→ The exercise: Repeat exactly each line of the data provided below.

→ Records for processing:

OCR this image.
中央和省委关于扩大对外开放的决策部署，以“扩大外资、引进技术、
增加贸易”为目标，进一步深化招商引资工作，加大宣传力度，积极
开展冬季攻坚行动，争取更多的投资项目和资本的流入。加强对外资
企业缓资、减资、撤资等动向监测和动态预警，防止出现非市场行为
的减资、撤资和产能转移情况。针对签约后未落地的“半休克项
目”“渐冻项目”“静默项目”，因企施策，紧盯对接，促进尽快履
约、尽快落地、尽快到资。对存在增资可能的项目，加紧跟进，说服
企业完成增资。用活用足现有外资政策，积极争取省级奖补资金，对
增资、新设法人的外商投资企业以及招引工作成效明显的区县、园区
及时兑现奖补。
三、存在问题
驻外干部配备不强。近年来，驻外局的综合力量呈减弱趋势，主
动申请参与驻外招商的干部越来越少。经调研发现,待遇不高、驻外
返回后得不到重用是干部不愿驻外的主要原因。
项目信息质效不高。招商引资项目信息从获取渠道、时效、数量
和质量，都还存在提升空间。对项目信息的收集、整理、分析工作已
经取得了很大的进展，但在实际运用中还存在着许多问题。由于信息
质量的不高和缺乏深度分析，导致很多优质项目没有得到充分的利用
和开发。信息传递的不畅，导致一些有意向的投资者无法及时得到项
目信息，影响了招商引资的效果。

→ Complete response:
OCR this image.
中央和省委关于扩大对外开放的决策部署，以“扩大外资、引进技术、
增加贸易”为目标，进一步深化招商引资工作，加大宣传力度，积极
开展冬季攻坚行动，争取更多的投资项目和资本的流入。加强对外资
企业缓资、减资、撤资等动向监测和动态预警，防止出现非市场行为
的减资、撤资和产能转移情况。针对签约后未落地的“半休克项
目”“渐冻项目”“静默项目”，因企施策，紧盯对接，促进尽快履
约、尽快落地、尽快到资。对存在增资可能的项目，加紧跟进，说服
企业完成增资。用活用足现有外资政策，积极争取省级奖补资金，对
增资、新设法人的外商投资企业以及招引工作成效明显的区县、园区
及时兑现奖补。
三、存在问题
驻外干部配备不强。近年来，驻外局的综合力量呈减弱趋势，主
动申请参与驻外招商的干部越来越少。经调研发现,待遇不高、驻外
返回后得不到重用是干部不愿驻外的主要原因。
项目信息质效不高。招商引资项目信息从获取渠道、时效、数量
和质量，都还存在提升空间。对项目信息的收集、整理、分析工作已
经取得了很大的进展，但在实际运用中还存在着许多问题。由于信息
质量的不高和缺乏深度分析，导致很多优质项目没有得到充分的利用
和开发。信息传递的不畅，导致一些有意向的投资者无法及时得到项
目信息，影响了招商引资的效果。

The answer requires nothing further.